▶ [Given request]:
Transcribe the full listing below exactly.

▶ [Input rows]:
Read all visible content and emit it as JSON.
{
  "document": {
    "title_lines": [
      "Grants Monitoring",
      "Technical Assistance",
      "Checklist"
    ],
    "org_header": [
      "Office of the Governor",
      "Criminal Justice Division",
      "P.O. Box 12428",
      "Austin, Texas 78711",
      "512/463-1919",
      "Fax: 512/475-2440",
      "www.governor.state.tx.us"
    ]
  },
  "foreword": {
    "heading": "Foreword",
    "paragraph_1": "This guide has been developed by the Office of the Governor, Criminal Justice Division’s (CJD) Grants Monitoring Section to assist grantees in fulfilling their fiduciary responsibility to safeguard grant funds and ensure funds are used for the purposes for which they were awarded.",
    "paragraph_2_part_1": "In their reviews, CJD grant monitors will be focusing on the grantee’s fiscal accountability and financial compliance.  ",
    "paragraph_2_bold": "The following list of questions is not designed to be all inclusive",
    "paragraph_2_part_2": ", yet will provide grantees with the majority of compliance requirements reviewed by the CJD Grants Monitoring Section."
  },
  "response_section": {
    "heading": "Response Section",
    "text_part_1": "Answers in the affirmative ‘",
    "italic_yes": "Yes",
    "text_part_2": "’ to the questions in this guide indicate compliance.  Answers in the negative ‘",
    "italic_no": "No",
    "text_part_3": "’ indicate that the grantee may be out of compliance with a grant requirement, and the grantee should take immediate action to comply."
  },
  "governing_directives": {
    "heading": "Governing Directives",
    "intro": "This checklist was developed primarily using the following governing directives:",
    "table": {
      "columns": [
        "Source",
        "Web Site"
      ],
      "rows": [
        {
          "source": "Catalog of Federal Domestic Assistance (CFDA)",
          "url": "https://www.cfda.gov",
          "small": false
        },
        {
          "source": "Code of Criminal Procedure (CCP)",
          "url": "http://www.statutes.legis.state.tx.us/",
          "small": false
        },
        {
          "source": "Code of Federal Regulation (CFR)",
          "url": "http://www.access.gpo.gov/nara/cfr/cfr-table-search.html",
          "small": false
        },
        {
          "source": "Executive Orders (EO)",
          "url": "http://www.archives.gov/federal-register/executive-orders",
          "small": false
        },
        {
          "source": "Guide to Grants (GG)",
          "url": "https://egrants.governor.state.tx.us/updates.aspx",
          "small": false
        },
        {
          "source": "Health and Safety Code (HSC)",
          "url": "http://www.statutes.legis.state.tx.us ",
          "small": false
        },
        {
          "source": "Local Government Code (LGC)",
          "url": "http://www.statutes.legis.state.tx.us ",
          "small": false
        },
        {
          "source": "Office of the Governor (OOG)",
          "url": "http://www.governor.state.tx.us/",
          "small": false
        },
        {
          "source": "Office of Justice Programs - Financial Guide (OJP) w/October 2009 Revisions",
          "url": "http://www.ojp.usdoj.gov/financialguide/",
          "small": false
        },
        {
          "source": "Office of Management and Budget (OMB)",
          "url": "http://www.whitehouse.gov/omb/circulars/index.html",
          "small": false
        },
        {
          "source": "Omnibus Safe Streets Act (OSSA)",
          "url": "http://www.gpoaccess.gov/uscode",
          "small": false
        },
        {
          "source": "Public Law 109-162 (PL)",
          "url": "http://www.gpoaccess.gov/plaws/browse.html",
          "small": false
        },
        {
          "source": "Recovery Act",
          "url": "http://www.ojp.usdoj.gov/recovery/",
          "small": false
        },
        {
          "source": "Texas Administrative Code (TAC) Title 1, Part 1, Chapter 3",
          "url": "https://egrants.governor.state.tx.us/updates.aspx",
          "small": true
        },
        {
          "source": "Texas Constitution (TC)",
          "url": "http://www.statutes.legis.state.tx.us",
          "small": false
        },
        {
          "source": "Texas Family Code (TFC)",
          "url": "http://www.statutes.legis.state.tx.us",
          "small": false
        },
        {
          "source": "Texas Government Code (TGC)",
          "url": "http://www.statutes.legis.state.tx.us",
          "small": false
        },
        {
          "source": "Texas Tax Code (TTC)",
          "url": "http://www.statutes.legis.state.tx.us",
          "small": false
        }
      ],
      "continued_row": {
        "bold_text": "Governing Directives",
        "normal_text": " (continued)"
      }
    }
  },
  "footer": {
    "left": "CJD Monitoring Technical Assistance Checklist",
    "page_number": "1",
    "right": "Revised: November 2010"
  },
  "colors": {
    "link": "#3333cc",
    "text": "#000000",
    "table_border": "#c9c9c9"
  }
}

▶ [Reply]:
Read all visible content and emit it as JSON.
{
  "document": {
    "title_lines": [
      "Grants Monitoring",
      "Technical Assistance",
      "Checklist"
    ],
    "org_header": [
      "Office of the Governor",
      "Criminal Justice Division",
      "P.O. Box 12428",
      "Austin, Texas 78711",
      "512/463-1919",
      "Fax: 512/475-2440",
      "www.governor.state.tx.us"
    ]
  },
  "foreword": {
    "heading": "Foreword",
    "paragraph_1": "This guide has been developed by the Office of the Governor, Criminal Justice Division’s (CJD) Grants Monitoring Section to assist grantees in fulfilling their fiduciary responsibility to safeguard grant funds and ensure funds are used for the purposes for which they were awarded.",
    "paragraph_2_part_1": "In their reviews, CJD grant monitors will be focusing on the grantee’s fiscal accountability and financial compliance.  ",
    "paragraph_2_bold": "The following list of questions is not designed to be all inclusive",
    "paragraph_2_part_2": ", yet will provide grantees with the majority of compliance requirements reviewed by the CJD Grants Monitoring Section."
  },
  "response_section": {
    "heading": "Response Section",
    "text_part_1": "Answers in the affirmative ‘",
    "italic_yes": "Yes",
    "text_part_2": "’ to the questions in this guide indicate compliance.  Answers in the negative ‘",
    "italic_no": "No",
    "text_part_3": "’ indicate that the grantee may be out of compliance with a grant requirement, and the grantee should take immediate action to comply."
  },
  "governing_directives": {
    "heading": "Governing Directives",
    "intro": "This checklist was developed primarily using the following governing directives:",
    "table": {
      "columns": [
        "Source",
        "Web Site"
      ],
      "rows": [
        {
          "source": "Catalog of Federal Domestic Assistance (CFDA)",
          "url": "https://www.cfda.gov",
          "small": false
        },
        {
          "source": "Code of Criminal Procedure (CCP)",
          "url": "http://www.statutes.legis.state.tx.us/",
          "small": false
        },
        {
          "source": "Code of Federal Regulation (CFR)",
          "url": "http://www.access.gpo.gov/nara/cfr/cfr-table-search.html",
          "small": false
        },
        {
          "source": "Executive Orders (EO)",
          "url": "http://www.archives.gov/federal-register/executive-orders",
          "small": false
        },
        {
          "source": "Guide to Grants (GG)",
          "url": "https://egrants.governor.state.tx.us/updates.aspx",
          "small": false
        },
        {
          "source": "Health and Safety Code (HSC)",
          "url": "http://www.statutes.legis.state.tx.us ",
          "small": false
        },
        {
          "source": "Local Government Code (LGC)",
          "url": "http://www.statutes.legis.state.tx.us ",
          "small": false
        },
        {
          "source": "Office of the Governor (OOG)",
          "url": "http://www.governor.state.tx.us/",
          "small": false
        },
        {
          "source": "Office of Justice Programs - Financial Guide (OJP) w/October 2009 Revisions",
          "url": "http://www.ojp.usdoj.gov/financialguide/",
          "small": false
        },
        {
          "source": "Office of Management and Budget (OMB)",
          "url": "http://www.whitehouse.gov/omb/circulars/index.html",
          "small": false
        },
        {
          "source": "Omnibus Safe Streets Act (OSSA)",
          "url": "http://www.gpoaccess.gov/uscode",
          "small": false
        },
        {
          "source": "Public Law 109-162 (PL)",
          "url": "http://www.gpoaccess.gov/plaws/browse.html",
          "small": false
        },
        {
          "source": "Recovery Act",
          "url": "http://www.ojp.usdoj.gov/recovery/",
          "small": false
        },
        {
          "source": "Texas Administrative Code (TAC) Title 1, Part 1, Chapter 3",
          "url": "https://egrants.governor.state.tx.us/updates.aspx",
          "small": true
        },
        {
          "source": "Texas Constitution (TC)",
          "url": "http://www.statutes.legis.state.tx.us",
          "small": false
        },
        {
          "source": "Texas Family Code (TFC)",
          "url": "http://www.statutes.legis.state.tx.us",
          "small": false
        },
        {
          "source": "Texas Government Code (TGC)",
          "url": "http://www.statutes.legis.state.tx.us",
          "small": false
        },
        {
          "source": "Texas Tax Code (TTC)",
          "url": "http://www.statutes.legis.state.tx.us",
          "small": false
        }
      ],
      "continued_row": {
        "bold_text": "Governing Directives",
        "normal_text": " (continued)"
      }
    }
  },
  "footer": {
    "left": "CJD Monitoring Technical Assistance Checklist",
    "page_number": "1",
    "right": "Revised: November 2010"
  },
  "colors": {
    "link": "#3333cc",
    "text": "#000000",
    "table_border": "#c9c9c9"
  }
}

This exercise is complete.